┌──

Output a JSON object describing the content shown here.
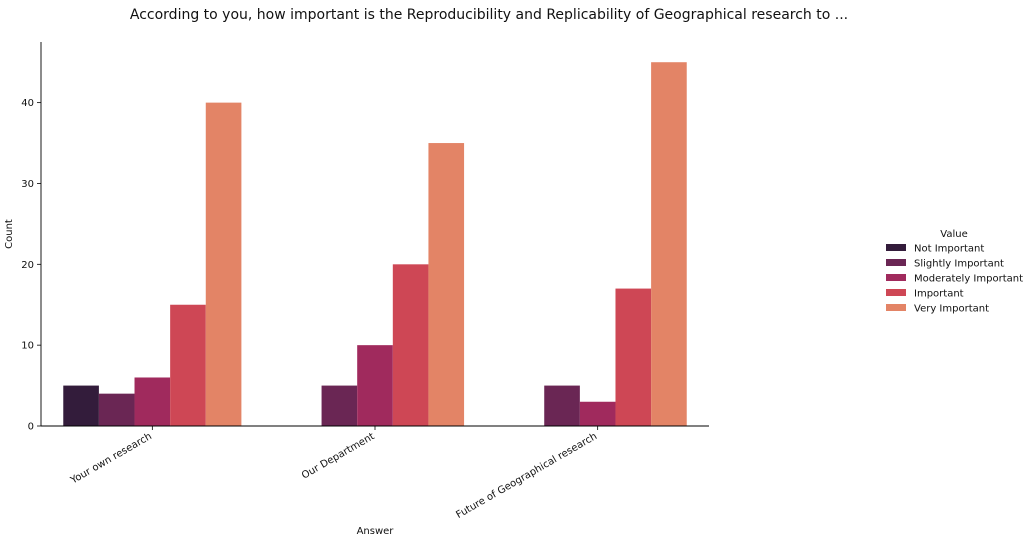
{
  "chart_data": {
    "type": "bar",
    "title": "According to you, how important is the Reproducibility and Replicability of Geographical research to ...",
    "xlabel": "Answer",
    "ylabel": "Count",
    "categories": [
      "Your own research",
      "Our Department",
      "Future of Geographical research"
    ],
    "ylim": [
      0,
      47.5
    ],
    "yticks": [
      0,
      10,
      20,
      30,
      40
    ],
    "grid": false,
    "legend_title": "Value",
    "legend_position": "right",
    "series": [
      {
        "name": "Not Important",
        "color": "#331C3B",
        "values": [
          5,
          null,
          null
        ]
      },
      {
        "name": "Slightly Important",
        "color": "#6A2654",
        "values": [
          4,
          5,
          5
        ]
      },
      {
        "name": "Moderately Important",
        "color": "#A02A5D",
        "values": [
          6,
          10,
          3
        ]
      },
      {
        "name": "Important",
        "color": "#CE4755",
        "values": [
          15,
          20,
          17
        ]
      },
      {
        "name": "Very Important",
        "color": "#E38466",
        "values": [
          40,
          35,
          45
        ]
      }
    ]
  }
}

└──

Directions.
All lines above containing the string "name" are to be collected.

Task response.
        "name": "Not Important",
        "name": "Slightly Important",
        "name": "Moderately Important",
        "name": "Important",
        "name": "Very Important",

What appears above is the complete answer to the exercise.